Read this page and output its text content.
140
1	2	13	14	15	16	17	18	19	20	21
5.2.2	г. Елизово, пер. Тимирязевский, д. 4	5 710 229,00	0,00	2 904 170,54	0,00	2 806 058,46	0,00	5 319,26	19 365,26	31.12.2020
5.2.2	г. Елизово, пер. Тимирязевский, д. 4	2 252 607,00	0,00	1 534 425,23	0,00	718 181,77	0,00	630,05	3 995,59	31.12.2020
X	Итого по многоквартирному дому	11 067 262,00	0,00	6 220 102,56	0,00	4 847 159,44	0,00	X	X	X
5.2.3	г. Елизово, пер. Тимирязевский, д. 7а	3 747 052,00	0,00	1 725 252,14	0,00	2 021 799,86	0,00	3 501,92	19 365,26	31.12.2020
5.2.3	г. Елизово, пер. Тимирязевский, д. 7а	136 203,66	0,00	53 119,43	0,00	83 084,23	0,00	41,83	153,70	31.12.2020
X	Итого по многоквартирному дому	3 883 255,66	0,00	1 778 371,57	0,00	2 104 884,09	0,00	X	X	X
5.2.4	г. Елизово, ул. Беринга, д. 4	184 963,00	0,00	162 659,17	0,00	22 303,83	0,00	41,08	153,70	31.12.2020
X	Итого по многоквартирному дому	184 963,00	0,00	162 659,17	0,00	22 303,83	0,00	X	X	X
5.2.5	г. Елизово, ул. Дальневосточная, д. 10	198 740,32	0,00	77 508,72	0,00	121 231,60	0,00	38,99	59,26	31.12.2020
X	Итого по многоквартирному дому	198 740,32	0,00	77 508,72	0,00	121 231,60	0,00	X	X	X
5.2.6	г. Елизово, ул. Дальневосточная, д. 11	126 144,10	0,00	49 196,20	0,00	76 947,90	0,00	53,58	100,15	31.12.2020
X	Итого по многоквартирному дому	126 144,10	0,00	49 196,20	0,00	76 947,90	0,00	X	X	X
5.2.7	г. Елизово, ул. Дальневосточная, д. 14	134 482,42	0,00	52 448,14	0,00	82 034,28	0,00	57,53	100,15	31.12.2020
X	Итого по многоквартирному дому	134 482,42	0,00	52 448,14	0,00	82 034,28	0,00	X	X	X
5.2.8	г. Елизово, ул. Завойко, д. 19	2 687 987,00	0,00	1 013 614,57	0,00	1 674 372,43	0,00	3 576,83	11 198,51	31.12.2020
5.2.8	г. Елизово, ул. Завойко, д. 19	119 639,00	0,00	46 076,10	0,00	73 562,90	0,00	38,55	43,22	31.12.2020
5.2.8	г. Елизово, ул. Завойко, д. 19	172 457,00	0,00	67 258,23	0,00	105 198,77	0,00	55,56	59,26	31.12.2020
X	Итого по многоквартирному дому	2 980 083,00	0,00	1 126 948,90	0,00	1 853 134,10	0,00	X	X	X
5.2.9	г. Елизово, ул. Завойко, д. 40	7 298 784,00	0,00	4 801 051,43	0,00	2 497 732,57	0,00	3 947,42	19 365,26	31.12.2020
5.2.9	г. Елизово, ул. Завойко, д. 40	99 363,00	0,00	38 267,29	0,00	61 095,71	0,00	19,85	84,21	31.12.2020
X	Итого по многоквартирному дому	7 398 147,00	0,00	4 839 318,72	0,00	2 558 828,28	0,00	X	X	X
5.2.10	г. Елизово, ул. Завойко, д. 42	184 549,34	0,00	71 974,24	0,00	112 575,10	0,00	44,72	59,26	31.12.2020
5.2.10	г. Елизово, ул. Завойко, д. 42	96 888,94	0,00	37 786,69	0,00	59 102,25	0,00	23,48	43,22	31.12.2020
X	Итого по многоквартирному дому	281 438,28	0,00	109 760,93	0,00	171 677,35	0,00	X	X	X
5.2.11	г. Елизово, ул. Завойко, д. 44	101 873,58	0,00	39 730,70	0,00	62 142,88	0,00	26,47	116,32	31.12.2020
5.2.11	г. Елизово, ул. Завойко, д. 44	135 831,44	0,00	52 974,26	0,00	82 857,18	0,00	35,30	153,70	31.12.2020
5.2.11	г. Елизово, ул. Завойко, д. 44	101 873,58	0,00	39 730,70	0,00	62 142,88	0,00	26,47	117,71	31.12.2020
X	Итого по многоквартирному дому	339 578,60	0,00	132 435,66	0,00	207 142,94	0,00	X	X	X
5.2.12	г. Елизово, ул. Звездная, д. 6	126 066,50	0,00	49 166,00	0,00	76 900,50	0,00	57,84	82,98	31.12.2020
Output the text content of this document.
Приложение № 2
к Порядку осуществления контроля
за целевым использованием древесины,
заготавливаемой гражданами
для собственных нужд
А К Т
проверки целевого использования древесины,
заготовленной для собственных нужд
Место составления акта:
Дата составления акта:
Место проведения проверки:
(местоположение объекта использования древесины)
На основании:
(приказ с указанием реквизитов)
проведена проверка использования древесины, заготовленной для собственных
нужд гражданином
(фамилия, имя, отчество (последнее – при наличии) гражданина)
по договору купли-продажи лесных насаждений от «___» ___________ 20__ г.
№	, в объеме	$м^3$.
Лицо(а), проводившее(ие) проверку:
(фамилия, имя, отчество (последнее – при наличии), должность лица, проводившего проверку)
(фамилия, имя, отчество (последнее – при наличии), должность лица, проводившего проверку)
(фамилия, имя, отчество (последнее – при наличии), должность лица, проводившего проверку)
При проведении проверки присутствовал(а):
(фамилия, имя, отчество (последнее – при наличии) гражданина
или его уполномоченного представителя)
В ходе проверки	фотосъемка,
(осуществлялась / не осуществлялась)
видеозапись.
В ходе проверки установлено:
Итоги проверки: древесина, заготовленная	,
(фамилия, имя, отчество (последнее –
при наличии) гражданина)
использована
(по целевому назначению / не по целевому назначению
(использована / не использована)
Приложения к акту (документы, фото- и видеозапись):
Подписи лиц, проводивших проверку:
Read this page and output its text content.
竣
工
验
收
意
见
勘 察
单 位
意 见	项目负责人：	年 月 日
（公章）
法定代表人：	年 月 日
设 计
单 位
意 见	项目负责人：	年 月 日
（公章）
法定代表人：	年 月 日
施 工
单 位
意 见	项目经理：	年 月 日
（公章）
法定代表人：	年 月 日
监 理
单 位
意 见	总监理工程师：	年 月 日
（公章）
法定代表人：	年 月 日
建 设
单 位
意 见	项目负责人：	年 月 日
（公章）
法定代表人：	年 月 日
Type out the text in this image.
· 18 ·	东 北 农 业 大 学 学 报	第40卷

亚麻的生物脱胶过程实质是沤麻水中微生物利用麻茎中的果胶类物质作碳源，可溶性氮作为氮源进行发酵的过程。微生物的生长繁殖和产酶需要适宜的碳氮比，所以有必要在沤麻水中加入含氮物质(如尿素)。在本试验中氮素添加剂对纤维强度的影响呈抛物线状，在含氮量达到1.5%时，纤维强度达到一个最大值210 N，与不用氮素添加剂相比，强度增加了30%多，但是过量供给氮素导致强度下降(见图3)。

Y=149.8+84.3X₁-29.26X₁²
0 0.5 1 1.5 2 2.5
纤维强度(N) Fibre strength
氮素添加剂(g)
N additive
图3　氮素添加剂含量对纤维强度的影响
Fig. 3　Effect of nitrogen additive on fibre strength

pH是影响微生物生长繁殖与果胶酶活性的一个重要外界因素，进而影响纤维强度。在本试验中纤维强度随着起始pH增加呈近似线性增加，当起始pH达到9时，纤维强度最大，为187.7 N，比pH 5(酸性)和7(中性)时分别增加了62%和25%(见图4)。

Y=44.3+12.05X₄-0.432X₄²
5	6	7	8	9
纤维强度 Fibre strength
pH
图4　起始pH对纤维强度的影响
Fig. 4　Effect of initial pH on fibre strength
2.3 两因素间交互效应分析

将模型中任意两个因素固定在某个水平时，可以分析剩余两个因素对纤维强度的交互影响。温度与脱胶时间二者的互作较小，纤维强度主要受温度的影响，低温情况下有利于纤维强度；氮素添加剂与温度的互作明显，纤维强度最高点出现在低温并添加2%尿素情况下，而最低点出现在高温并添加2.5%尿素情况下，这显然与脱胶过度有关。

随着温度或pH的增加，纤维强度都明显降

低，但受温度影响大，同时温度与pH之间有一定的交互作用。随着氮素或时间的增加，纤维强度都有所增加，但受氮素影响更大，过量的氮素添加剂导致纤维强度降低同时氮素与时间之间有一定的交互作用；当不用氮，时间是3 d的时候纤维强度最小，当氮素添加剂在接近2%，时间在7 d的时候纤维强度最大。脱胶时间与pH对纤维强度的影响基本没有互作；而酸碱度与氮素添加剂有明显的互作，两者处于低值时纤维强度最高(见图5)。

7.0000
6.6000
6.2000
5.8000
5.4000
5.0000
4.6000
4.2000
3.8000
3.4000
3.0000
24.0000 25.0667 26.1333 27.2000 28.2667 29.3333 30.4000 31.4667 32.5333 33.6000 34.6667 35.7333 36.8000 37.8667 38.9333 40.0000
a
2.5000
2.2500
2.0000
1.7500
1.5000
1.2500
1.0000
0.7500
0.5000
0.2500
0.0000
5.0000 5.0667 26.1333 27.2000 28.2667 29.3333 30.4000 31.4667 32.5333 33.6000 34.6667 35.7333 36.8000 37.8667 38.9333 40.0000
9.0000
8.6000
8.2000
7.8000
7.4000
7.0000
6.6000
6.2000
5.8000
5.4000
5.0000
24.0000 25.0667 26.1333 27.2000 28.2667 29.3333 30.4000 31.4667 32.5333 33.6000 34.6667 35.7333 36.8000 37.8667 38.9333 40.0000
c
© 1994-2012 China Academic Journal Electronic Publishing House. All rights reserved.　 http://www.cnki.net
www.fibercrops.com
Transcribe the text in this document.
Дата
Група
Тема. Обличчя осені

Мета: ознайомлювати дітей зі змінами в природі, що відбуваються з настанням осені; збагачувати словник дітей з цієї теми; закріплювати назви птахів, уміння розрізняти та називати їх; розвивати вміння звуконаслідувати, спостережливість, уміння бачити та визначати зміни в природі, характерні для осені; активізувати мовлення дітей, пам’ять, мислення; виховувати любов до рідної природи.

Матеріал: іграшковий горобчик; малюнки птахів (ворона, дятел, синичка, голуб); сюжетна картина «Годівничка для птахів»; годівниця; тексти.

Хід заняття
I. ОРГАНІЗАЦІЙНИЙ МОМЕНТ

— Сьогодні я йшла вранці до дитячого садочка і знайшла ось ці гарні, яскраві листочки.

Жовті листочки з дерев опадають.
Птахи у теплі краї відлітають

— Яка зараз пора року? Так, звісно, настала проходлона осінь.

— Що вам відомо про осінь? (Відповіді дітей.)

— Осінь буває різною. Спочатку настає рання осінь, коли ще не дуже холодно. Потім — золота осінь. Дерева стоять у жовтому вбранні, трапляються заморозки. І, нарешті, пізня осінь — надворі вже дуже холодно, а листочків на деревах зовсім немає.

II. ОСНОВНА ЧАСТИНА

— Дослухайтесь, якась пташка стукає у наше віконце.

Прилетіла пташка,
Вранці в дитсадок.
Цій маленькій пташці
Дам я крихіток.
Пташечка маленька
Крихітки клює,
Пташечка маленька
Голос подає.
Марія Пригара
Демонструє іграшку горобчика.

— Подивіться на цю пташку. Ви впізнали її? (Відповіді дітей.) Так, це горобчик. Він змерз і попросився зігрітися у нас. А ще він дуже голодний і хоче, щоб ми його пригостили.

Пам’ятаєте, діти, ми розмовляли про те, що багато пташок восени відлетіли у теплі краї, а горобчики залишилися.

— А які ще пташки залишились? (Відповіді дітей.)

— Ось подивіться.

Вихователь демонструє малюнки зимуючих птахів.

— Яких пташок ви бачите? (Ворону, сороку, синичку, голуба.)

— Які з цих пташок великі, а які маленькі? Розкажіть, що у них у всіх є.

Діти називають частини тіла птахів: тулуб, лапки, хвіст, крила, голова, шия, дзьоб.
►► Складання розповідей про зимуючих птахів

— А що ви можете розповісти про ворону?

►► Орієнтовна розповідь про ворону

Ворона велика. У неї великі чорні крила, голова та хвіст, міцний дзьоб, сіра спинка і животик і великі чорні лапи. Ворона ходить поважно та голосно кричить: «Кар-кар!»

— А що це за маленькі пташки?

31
● ● ● ●
» **DIRECTIVE**: Pull out every line above that holds the word "Завойко".

» **FULL RESPONSE**:
5.2.8	г. Елизово, ул. Завойко, д. 19	2 687 987,00	0,00	1 013 614,57	0,00	1 674 372,43	0,00	3 576,83	11 198,51	31.12.2020
5.2.8	г. Елизово, ул. Завойко, д. 19	119 639,00	0,00	46 076,10	0,00	73 562,90	0,00	38,55	43,22	31.12.2020
5.2.8	г. Елизово, ул. Завойко, д. 19	172 457,00	0,00	67 258,23	0,00	105 198,77	0,00	55,56	59,26	31.12.2020
5.2.9	г. Елизово, ул. Завойко, д. 40	7 298 784,00	0,00	4 801 051,43	0,00	2 497 732,57	0,00	3 947,42	19 365,26	31.12.2020
5.2.9	г. Елизово, ул. Завойко, д. 40	99 363,00	0,00	38 267,29	0,00	61 095,71	0,00	19,85	84,21	31.12.2020
5.2.10	г. Елизово, ул. Завойко, д. 42	184 549,34	0,00	71 974,24	0,00	112 575,10	0,00	44,72	59,26	31.12.2020
5.2.10	г. Елизово, ул. Завойко, д. 42	96 888,94	0,00	37 786,69	0,00	59 102,25	0,00	23,48	43,22	31.12.2020
5.2.11	г. Елизово, ул. Завойко, д. 44	101 873,58	0,00	39 730,70	0,00	62 142,88	0,00	26,47	116,32	31.12.2020
5.2.11	г. Елизово, ул. Завойко, д. 44	135 831,44	0,00	52 974,26	0,00	82 857,18	0,00	35,30	153,70	31.12.2020
5.2.11	г. Елизово, ул. Завойко, д. 44	101 873,58	0,00	39 730,70	0,00	62 142,88	0,00	26,47	117,71	31.12.2020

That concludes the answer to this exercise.